Convert every line of the listing into a Markdown table with the columns "No." and "Line", numbering each row and leaving out blank lines.

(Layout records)
* Start *

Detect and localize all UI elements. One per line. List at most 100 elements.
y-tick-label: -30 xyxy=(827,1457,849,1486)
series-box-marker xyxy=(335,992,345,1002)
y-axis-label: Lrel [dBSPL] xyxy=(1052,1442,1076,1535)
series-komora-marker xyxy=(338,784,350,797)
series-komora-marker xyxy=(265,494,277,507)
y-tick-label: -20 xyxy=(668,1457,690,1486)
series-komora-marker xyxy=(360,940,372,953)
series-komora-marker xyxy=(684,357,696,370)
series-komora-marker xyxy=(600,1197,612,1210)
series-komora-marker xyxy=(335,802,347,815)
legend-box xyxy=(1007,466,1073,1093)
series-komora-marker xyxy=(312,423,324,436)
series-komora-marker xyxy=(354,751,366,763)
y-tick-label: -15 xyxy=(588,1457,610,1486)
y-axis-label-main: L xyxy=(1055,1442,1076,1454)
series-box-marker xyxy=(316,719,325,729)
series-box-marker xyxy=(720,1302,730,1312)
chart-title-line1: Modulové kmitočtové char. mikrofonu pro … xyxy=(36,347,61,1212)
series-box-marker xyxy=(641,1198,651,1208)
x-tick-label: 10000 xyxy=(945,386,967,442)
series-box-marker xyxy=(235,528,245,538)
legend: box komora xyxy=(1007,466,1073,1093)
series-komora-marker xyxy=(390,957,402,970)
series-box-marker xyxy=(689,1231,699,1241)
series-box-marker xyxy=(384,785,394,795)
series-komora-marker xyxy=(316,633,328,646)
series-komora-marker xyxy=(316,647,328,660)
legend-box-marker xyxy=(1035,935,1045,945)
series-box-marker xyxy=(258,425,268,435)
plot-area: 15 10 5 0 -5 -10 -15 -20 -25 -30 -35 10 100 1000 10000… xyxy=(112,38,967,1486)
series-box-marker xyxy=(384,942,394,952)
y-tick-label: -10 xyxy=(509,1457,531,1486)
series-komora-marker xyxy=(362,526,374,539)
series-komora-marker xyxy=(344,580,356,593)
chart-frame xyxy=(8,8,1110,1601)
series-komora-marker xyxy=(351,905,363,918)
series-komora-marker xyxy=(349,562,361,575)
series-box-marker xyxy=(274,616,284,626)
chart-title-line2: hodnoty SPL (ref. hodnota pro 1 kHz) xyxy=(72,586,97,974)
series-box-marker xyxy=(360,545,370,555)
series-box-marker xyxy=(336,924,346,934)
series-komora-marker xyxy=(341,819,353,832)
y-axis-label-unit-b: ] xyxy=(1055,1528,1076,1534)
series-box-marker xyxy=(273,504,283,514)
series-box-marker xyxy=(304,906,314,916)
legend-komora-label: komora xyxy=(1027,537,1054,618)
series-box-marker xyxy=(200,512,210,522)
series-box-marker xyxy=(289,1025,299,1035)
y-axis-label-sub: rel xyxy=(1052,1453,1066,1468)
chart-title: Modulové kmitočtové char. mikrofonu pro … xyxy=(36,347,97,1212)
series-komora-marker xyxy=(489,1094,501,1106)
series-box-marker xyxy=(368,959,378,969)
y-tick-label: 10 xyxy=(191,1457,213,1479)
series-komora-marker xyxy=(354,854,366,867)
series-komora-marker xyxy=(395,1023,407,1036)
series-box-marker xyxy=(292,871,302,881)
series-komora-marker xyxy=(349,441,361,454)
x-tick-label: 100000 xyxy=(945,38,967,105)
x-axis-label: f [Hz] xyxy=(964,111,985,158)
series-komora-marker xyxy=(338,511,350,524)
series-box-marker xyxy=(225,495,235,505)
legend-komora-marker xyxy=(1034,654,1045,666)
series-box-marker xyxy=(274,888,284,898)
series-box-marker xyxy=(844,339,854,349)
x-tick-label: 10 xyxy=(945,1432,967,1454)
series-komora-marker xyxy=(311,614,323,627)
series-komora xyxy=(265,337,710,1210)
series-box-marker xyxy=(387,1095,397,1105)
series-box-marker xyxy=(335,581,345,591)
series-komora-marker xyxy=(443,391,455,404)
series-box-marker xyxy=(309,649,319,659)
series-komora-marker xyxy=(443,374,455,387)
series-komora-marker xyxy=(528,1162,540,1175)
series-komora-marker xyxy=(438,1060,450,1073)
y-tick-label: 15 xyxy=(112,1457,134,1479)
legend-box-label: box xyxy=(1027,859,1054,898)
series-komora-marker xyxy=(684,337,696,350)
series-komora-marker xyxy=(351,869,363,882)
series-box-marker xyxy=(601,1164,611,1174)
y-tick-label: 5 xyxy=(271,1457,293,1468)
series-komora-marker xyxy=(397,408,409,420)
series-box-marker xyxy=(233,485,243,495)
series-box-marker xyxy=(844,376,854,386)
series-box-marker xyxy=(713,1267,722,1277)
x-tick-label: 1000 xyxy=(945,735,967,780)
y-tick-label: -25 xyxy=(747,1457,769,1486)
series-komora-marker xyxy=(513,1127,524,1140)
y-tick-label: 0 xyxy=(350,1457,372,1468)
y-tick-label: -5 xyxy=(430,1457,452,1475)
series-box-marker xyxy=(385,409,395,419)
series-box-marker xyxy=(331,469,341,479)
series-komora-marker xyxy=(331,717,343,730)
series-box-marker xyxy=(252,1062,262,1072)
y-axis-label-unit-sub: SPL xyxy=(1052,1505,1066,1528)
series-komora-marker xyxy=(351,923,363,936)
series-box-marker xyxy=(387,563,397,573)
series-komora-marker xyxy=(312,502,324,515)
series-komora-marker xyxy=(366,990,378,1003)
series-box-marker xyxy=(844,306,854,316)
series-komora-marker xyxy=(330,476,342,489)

* End *

> Response
| No. | Line |
|---|---|
| 1 | Detect and localize all UI elements. One per line. List at most 100 elements. |
| 2 | y-tick-label: -30 xyxy=(827,1457,849,1486) |
| 3 | series-box-marker xyxy=(335,992,345,1002) |
| 4 | y-axis-label: Lrel [dBSPL] xyxy=(1052,1442,1076,1535) |
| 5 | series-komora-marker xyxy=(338,784,350,797) |
| 6 | series-komora-marker xyxy=(265,494,277,507) |
| 7 | y-tick-label: -20 xyxy=(668,1457,690,1486) |
| 8 | series-komora-marker xyxy=(360,940,372,953) |
| 9 | series-komora-marker xyxy=(684,357,696,370) |
| 10 | series-komora-marker xyxy=(600,1197,612,1210) |
| 11 | series-komora-marker xyxy=(335,802,347,815) |
| 12 | legend-box xyxy=(1007,466,1073,1093) |
| 13 | series-komora-marker xyxy=(312,423,324,436) |
| 14 | series-komora-marker xyxy=(354,751,366,763) |
| 15 | y-tick-label: -15 xyxy=(588,1457,610,1486) |
| 16 | y-axis-label-main: L xyxy=(1055,1442,1076,1454) |
| 17 | series-box-marker xyxy=(316,719,325,729) |
| 18 | series-box-marker xyxy=(720,1302,730,1312) |
| 19 | chart-title-line1: Modulové kmitočtové char. mikrofonu pro … xyxy=(36,347,61,1212) |
| 20 | series-box-marker xyxy=(641,1198,651,1208) |
| 21 | x-tick-label: 10000 xyxy=(945,386,967,442) |
| 22 | series-box-marker xyxy=(235,528,245,538) |
| 23 | legend: box komora xyxy=(1007,466,1073,1093) |
| 24 | series-komora-marker xyxy=(390,957,402,970) |
| 25 | series-box-marker xyxy=(689,1231,699,1241) |
| 26 | series-box-marker xyxy=(384,785,394,795) |
| 27 | series-komora-marker xyxy=(316,633,328,646) |
| 28 | series-komora-marker xyxy=(316,647,328,660) |
| 29 | legend-box-marker xyxy=(1035,935,1045,945) |
| 30 | series-box-marker xyxy=(258,425,268,435) |
| 31 | plot-area: 15 10 5 0 -5 -10 -15 -20 -25 -30 -35 10 100 1000 10000… xyxy=(112,38,967,1486) |
| 32 | series-box-marker xyxy=(384,942,394,952) |
| 33 | y-tick-label: -10 xyxy=(509,1457,531,1486) |
| 34 | series-komora-marker xyxy=(362,526,374,539) |
| 35 | series-komora-marker xyxy=(344,580,356,593) |
| 36 | chart-frame xyxy=(8,8,1110,1601) |
| 37 | series-komora-marker xyxy=(351,905,363,918) |
| 38 | series-komora-marker xyxy=(349,562,361,575) |
| 39 | series-box-marker xyxy=(274,616,284,626) |
| 40 | chart-title-line2: hodnoty SPL (ref. hodnota pro 1 kHz) xyxy=(72,586,97,974) |
| 41 | series-box-marker xyxy=(360,545,370,555) |
| 42 | series-box-marker xyxy=(336,924,346,934) |
| 43 | series-komora-marker xyxy=(341,819,353,832) |
| 44 | y-axis-label-unit-b: ] xyxy=(1055,1528,1076,1534) |
| 45 | series-box-marker xyxy=(273,504,283,514) |
| 46 | series-box-marker xyxy=(304,906,314,916) |
| 47 | legend-komora-label: komora xyxy=(1027,537,1054,618) |
| 48 | series-box-marker xyxy=(200,512,210,522) |
| 49 | series-box-marker xyxy=(289,1025,299,1035) |
| 50 | y-axis-label-sub: rel xyxy=(1052,1453,1066,1468) |
| 51 | chart-title: Modulové kmitočtové char. mikrofonu pro … xyxy=(36,347,97,1212) |
| 52 | series-komora-marker xyxy=(489,1094,501,1106) |
| 53 | series-box-marker xyxy=(368,959,378,969) |
| 54 | y-tick-label: 10 xyxy=(191,1457,213,1479) |
| 55 | series-komora-marker xyxy=(354,854,366,867) |
| 56 | series-komora-marker xyxy=(395,1023,407,1036) |
| 57 | series-box-marker xyxy=(292,871,302,881) |
| 58 | series-komora-marker xyxy=(349,441,361,454) |
| 59 | x-tick-label: 100000 xyxy=(945,38,967,105) |
| 60 | x-axis-label: f [Hz] xyxy=(964,111,985,158) |
| 61 | series-komora-marker xyxy=(338,511,350,524) |
| 62 | series-box-marker xyxy=(225,495,235,505) |
| 63 | legend-komora-marker xyxy=(1034,654,1045,666) |
| 64 | series-box-marker xyxy=(274,888,284,898) |
| 65 | series-box-marker xyxy=(844,339,854,349) |
| 66 | x-tick-label: 10 xyxy=(945,1432,967,1454) |
| 67 | series-komora-marker xyxy=(311,614,323,627) |
| 68 | series-komora xyxy=(265,337,710,1210) |
| 69 | series-box-marker xyxy=(387,1095,397,1105) |
| 70 | series-box-marker xyxy=(335,581,345,591) |
| 71 | series-komora-marker xyxy=(443,391,455,404) |
| 72 | series-box-marker xyxy=(309,649,319,659) |
| 73 | series-komora-marker xyxy=(443,374,455,387) |
| 74 | series-komora-marker xyxy=(528,1162,540,1175) |
| 75 | series-komora-marker xyxy=(438,1060,450,1073) |
| 76 | y-tick-label: 15 xyxy=(112,1457,134,1479) |
| 77 | legend-box-label: box xyxy=(1027,859,1054,898) |
| 78 | series-komora-marker xyxy=(684,337,696,350) |
| 79 | series-komora-marker xyxy=(351,869,363,882) |
| 80 | series-box-marker xyxy=(601,1164,611,1174) |
| 81 | y-tick-label: 5 xyxy=(271,1457,293,1468) |
| 82 | series-komora-marker xyxy=(397,408,409,420) |
| 83 | series-box-marker xyxy=(233,485,243,495) |
| 84 | series-box-marker xyxy=(844,376,854,386) |
| 85 | series-box-marker xyxy=(713,1267,722,1277) |
| 86 | x-tick-label: 1000 xyxy=(945,735,967,780) |
| 87 | y-tick-label: -25 xyxy=(747,1457,769,1486) |
| 88 | series-komora-marker xyxy=(513,1127,524,1140) |
| 89 | y-tick-label: 0 xyxy=(350,1457,372,1468) |
| 90 | y-tick-label: -5 xyxy=(430,1457,452,1475) |
| 91 | series-box-marker xyxy=(385,409,395,419) |
| 92 | series-box-marker xyxy=(331,469,341,479) |
| 93 | series-komora-marker xyxy=(331,717,343,730) |
| 94 | series-box-marker xyxy=(252,1062,262,1072) |
| 95 | y-axis-label-unit-sub: SPL xyxy=(1052,1505,1066,1528) |
| 96 | series-komora-marker xyxy=(351,923,363,936) |
| 97 | series-box-marker xyxy=(387,563,397,573) |
| 98 | series-komora-marker xyxy=(312,502,324,515) |
| 99 | series-komora-marker xyxy=(366,990,378,1003) |
| 100 | series-box-marker xyxy=(844,306,854,316) |
| 101 | series-komora-marker xyxy=(330,476,342,489) |